**Work instructions:** Filter these entries so that only lines with the word "status" remain.

--- Given data ---

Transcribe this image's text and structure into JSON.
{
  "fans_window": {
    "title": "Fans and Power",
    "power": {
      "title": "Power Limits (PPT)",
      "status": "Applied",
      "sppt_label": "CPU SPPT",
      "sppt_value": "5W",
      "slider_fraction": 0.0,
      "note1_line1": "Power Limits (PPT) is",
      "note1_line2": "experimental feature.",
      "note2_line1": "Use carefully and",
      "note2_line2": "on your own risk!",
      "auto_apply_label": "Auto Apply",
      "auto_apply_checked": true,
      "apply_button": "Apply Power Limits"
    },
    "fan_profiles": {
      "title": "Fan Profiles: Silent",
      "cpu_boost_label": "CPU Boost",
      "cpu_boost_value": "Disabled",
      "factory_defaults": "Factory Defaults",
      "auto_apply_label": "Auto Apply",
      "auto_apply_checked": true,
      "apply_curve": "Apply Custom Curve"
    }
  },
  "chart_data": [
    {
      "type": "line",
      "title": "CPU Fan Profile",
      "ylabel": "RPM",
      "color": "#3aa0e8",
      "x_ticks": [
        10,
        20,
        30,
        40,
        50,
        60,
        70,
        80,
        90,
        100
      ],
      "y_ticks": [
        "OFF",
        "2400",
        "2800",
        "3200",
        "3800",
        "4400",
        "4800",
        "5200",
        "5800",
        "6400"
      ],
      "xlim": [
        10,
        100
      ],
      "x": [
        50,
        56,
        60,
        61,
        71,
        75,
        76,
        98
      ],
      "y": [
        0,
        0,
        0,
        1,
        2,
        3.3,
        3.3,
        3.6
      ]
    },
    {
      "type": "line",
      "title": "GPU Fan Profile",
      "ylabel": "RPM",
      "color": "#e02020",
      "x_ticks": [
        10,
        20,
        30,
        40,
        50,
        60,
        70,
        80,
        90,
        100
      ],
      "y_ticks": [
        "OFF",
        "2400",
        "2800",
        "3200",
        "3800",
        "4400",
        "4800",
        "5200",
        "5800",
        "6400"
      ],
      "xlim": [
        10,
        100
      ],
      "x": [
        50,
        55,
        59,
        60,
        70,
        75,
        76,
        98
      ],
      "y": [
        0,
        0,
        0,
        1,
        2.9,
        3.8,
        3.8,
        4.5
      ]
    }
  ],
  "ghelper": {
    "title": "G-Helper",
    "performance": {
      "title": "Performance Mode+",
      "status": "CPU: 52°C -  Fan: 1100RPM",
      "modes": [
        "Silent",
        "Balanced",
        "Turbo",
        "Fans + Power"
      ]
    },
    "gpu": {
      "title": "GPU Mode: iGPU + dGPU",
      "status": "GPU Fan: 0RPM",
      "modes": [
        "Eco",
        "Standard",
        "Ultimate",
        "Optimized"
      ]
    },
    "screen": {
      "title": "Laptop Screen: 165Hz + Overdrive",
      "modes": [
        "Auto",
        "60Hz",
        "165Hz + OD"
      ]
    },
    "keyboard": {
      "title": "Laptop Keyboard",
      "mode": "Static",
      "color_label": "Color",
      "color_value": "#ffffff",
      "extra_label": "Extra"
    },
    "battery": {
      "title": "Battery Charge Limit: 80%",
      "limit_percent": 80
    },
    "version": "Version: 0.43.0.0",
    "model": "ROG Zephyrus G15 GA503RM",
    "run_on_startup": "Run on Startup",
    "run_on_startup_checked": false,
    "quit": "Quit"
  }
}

---

**Complete response:**
      "status": "Applied",
      "status": "CPU: 52°C -  Fan: 1100RPM",
      "status": "GPU Fan: 0RPM",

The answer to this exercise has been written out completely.